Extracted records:

◇ ◇ ◇ ◇

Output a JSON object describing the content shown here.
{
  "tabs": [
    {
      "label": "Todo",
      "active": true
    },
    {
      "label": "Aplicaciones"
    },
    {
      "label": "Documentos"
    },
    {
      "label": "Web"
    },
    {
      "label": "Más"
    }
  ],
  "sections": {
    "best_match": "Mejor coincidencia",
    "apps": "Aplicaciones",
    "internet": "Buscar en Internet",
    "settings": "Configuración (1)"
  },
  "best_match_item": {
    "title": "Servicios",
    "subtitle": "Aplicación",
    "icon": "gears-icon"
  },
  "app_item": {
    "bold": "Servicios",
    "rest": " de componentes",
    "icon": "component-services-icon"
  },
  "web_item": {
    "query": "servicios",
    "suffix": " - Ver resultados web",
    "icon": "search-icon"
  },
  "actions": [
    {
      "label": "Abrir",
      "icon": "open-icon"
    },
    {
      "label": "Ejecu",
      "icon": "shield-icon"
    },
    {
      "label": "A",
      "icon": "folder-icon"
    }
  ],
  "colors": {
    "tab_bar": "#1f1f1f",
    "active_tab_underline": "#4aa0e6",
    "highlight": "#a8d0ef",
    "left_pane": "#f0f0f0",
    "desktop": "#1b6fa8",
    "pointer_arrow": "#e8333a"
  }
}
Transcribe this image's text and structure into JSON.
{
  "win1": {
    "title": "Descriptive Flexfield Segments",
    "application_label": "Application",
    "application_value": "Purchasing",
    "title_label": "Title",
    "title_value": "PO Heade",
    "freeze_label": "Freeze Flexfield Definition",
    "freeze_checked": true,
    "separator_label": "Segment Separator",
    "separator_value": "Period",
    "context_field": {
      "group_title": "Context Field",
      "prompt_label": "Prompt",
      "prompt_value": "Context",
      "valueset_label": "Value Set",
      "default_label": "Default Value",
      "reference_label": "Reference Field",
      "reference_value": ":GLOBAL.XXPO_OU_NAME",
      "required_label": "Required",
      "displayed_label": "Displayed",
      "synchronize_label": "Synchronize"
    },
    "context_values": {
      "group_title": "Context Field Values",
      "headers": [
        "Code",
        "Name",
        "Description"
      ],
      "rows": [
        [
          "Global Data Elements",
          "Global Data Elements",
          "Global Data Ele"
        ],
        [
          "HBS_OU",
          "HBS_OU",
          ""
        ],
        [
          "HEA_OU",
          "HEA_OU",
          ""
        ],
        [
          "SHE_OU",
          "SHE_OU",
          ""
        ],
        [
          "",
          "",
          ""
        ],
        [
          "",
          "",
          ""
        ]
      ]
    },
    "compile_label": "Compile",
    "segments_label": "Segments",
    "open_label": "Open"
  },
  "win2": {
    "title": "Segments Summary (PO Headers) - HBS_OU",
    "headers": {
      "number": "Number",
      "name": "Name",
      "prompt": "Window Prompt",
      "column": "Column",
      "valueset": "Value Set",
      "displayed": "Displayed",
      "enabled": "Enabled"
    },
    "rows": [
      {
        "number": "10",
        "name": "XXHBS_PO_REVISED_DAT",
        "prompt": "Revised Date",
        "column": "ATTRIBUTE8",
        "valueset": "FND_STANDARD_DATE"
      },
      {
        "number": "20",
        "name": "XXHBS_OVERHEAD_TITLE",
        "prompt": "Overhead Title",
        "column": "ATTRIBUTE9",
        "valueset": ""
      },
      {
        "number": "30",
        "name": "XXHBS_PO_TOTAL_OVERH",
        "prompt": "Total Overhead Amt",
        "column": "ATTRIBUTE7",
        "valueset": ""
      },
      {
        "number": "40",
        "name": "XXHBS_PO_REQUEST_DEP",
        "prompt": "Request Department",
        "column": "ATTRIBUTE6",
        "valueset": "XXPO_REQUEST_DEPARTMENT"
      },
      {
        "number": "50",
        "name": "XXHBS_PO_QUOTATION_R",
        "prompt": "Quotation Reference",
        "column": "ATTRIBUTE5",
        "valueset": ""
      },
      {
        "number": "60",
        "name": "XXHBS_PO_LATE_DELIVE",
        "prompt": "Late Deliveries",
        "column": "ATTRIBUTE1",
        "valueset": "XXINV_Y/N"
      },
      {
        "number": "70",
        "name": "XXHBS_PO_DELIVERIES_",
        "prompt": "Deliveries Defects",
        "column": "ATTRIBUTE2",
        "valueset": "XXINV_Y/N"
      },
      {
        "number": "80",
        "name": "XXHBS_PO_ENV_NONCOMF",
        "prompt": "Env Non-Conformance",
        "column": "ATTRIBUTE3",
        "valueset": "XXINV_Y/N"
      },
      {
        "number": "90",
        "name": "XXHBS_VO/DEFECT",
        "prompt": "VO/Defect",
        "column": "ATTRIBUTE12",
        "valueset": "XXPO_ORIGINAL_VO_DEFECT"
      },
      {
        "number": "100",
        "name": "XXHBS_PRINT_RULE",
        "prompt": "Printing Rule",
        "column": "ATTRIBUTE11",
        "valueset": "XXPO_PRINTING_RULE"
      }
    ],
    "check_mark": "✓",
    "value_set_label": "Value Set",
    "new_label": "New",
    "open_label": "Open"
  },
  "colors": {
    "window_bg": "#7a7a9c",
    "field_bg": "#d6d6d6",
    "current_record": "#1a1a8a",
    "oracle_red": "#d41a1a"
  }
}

◇ ◇ ◇ ◇

--- Task requirements ---
Word for word, write out the data.

--- The completed task ---
Output a JSON object describing the content shown here.
{
  "tabs": [
    {
      "label": "Todo",
      "active": true
    },
    {
      "label": "Aplicaciones"
    },
    {
      "label": "Documentos"
    },
    {
      "label": "Web"
    },
    {
      "label": "Más"
    }
  ],
  "sections": {
    "best_match": "Mejor coincidencia",
    "apps": "Aplicaciones",
    "internet": "Buscar en Internet",
    "settings": "Configuración (1)"
  },
  "best_match_item": {
    "title": "Servicios",
    "subtitle": "Aplicación",
    "icon": "gears-icon"
  },
  "app_item": {
    "bold": "Servicios",
    "rest": " de componentes",
    "icon": "component-services-icon"
  },
  "web_item": {
    "query": "servicios",
    "suffix": " - Ver resultados web",
    "icon": "search-icon"
  },
  "actions": [
    {
      "label": "Abrir",
      "icon": "open-icon"
    },
    {
      "label": "Ejecu",
      "icon": "shield-icon"
    },
    {
      "label": "A",
      "icon": "folder-icon"
    }
  ],
  "colors": {
    "tab_bar": "#1f1f1f",
    "active_tab_underline": "#4aa0e6",
    "highlight": "#a8d0ef",
    "left_pane": "#f0f0f0",
    "desktop": "#1b6fa8",
    "pointer_arrow": "#e8333a"
  }
}
Transcribe this image's text and structure into JSON.
{
  "win1": {
    "title": "Descriptive Flexfield Segments",
    "application_label": "Application",
    "application_value": "Purchasing",
    "title_label": "Title",
    "title_value": "PO Heade",
    "freeze_label": "Freeze Flexfield Definition",
    "freeze_checked": true,
    "separator_label": "Segment Separator",
    "separator_value": "Period",
    "context_field": {
      "group_title": "Context Field",
      "prompt_label": "Prompt",
      "prompt_value": "Context",
      "valueset_label": "Value Set",
      "default_label": "Default Value",
      "reference_label": "Reference Field",
      "reference_value": ":GLOBAL.XXPO_OU_NAME",
      "required_label": "Required",
      "displayed_label": "Displayed",
      "synchronize_label": "Synchronize"
    },
    "context_values": {
      "group_title": "Context Field Values",
      "headers": [
        "Code",
        "Name",
        "Description"
      ],
      "rows": [
        [
          "Global Data Elements",
          "Global Data Elements",
          "Global Data Ele"
        ],
        [
          "HBS_OU",
          "HBS_OU",
          ""
        ],
        [
          "HEA_OU",
          "HEA_OU",
          ""
        ],
        [
          "SHE_OU",
          "SHE_OU",
          ""
        ],
        [
          "",
          "",
          ""
        ],
        [
          "",
          "",
          ""
        ]
      ]
    },
    "compile_label": "Compile",
    "segments_label": "Segments",
    "open_label": "Open"
  },
  "win2": {
    "title": "Segments Summary (PO Headers) - HBS_OU",
    "headers": {
      "number": "Number",
      "name": "Name",
      "prompt": "Window Prompt",
      "column": "Column",
      "valueset": "Value Set",
      "displayed": "Displayed",
      "enabled": "Enabled"
    },
    "rows": [
      {
        "number": "10",
        "name": "XXHBS_PO_REVISED_DAT",
        "prompt": "Revised Date",
        "column": "ATTRIBUTE8",
        "valueset": "FND_STANDARD_DATE"
      },
      {
        "number": "20",
        "name": "XXHBS_OVERHEAD_TITLE",
        "prompt": "Overhead Title",
        "column": "ATTRIBUTE9",
        "valueset": ""
      },
      {
        "number": "30",
        "name": "XXHBS_PO_TOTAL_OVERH",
        "prompt": "Total Overhead Amt",
        "column": "ATTRIBUTE7",
        "valueset": ""
      },
      {
        "number": "40",
        "name": "XXHBS_PO_REQUEST_DEP",
        "prompt": "Request Department",
        "column": "ATTRIBUTE6",
        "valueset": "XXPO_REQUEST_DEPARTMENT"
      },
      {
        "number": "50",
        "name": "XXHBS_PO_QUOTATION_R",
        "prompt": "Quotation Reference",
        "column": "ATTRIBUTE5",
        "valueset": ""
      },
      {
        "number": "60",
        "name": "XXHBS_PO_LATE_DELIVE",
        "prompt": "Late Deliveries",
        "column": "ATTRIBUTE1",
        "valueset": "XXINV_Y/N"
      },
      {
        "number": "70",
        "name": "XXHBS_PO_DELIVERIES_",
        "prompt": "Deliveries Defects",
        "column": "ATTRIBUTE2",
        "valueset": "XXINV_Y/N"
      },
      {
        "number": "80",
        "name": "XXHBS_PO_ENV_NONCOMF",
        "prompt": "Env Non-Conformance",
        "column": "ATTRIBUTE3",
        "valueset": "XXINV_Y/N"
      },
      {
        "number": "90",
        "name": "XXHBS_VO/DEFECT",
        "prompt": "VO/Defect",
        "column": "ATTRIBUTE12",
        "valueset": "XXPO_ORIGINAL_VO_DEFECT"
      },
      {
        "number": "100",
        "name": "XXHBS_PRINT_RULE",
        "prompt": "Printing Rule",
        "column": "ATTRIBUTE11",
        "valueset": "XXPO_PRINTING_RULE"
      }
    ],
    "check_mark": "✓",
    "value_set_label": "Value Set",
    "new_label": "New",
    "open_label": "Open"
  },
  "colors": {
    "window_bg": "#7a7a9c",
    "field_bg": "#d6d6d6",
    "current_record": "#1a1a8a",
    "oracle_red": "#d41a1a"
  }
}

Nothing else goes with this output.